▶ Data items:
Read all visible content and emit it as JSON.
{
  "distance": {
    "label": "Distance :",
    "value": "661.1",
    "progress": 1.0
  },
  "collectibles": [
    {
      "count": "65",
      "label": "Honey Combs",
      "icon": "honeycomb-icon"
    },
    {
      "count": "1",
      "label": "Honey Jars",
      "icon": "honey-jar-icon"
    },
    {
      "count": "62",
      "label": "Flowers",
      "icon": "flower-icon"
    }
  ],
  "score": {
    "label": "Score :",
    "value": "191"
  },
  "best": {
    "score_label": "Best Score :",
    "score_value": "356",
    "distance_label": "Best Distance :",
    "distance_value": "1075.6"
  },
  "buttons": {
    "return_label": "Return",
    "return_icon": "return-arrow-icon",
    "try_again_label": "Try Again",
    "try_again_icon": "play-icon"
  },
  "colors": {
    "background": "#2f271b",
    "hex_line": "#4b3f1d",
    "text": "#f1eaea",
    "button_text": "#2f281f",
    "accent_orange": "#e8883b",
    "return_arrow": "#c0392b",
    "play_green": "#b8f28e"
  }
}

▶ Your goal: Please give back all of the records exactly as written.

▶ Answer to this task:
Read all visible content and emit it as JSON.
{
  "distance": {
    "label": "Distance :",
    "value": "661.1",
    "progress": 1.0
  },
  "collectibles": [
    {
      "count": "65",
      "label": "Honey Combs",
      "icon": "honeycomb-icon"
    },
    {
      "count": "1",
      "label": "Honey Jars",
      "icon": "honey-jar-icon"
    },
    {
      "count": "62",
      "label": "Flowers",
      "icon": "flower-icon"
    }
  ],
  "score": {
    "label": "Score :",
    "value": "191"
  },
  "best": {
    "score_label": "Best Score :",
    "score_value": "356",
    "distance_label": "Best Distance :",
    "distance_value": "1075.6"
  },
  "buttons": {
    "return_label": "Return",
    "return_icon": "return-arrow-icon",
    "try_again_label": "Try Again",
    "try_again_icon": "play-icon"
  },
  "colors": {
    "background": "#2f271b",
    "hex_line": "#4b3f1d",
    "text": "#f1eaea",
    "button_text": "#2f281f",
    "accent_orange": "#e8883b",
    "return_arrow": "#c0392b",
    "play_green": "#b8f28e"
  }
}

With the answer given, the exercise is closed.